PROBLEM TO WORK ON →
Search the data for the word "value". Reproduce every line where it is found.
┄┄┄┄┄┄
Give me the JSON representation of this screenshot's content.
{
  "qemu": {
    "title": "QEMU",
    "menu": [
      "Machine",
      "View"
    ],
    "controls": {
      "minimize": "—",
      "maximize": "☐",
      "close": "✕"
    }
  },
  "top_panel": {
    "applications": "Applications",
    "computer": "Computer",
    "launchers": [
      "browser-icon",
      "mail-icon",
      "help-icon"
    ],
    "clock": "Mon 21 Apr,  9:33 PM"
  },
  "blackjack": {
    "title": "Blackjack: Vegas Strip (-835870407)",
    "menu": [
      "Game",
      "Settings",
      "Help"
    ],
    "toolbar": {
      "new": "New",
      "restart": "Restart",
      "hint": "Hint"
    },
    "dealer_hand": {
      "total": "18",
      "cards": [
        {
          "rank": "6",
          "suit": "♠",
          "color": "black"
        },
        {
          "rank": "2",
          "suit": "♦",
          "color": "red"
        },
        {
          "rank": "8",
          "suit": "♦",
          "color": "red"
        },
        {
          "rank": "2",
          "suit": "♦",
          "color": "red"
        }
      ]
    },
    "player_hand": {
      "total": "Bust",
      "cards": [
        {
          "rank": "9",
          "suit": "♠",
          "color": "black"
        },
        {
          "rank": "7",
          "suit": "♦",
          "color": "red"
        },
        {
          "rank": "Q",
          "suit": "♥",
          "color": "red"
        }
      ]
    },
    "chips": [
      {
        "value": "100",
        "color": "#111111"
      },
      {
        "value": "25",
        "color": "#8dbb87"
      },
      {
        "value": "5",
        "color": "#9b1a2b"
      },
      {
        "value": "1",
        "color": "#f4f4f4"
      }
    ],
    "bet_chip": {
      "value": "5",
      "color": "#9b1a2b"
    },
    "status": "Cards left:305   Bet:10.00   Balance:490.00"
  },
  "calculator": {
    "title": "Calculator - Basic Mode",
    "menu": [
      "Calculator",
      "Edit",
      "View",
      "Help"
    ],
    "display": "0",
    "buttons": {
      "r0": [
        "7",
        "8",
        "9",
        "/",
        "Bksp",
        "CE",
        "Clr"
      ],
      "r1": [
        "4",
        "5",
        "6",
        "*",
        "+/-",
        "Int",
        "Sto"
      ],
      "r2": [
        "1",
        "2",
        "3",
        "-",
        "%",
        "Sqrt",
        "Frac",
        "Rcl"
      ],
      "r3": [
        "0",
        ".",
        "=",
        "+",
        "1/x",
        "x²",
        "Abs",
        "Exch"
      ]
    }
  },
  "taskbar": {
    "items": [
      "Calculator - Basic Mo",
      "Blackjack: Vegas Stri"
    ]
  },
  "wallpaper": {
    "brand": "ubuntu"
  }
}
┄┄┄┄┄┄
RESPONSE TO THE TASK →
        "value": "100",
        "value": "25",
        "value": "5",
        "value": "1",
      "value": "5",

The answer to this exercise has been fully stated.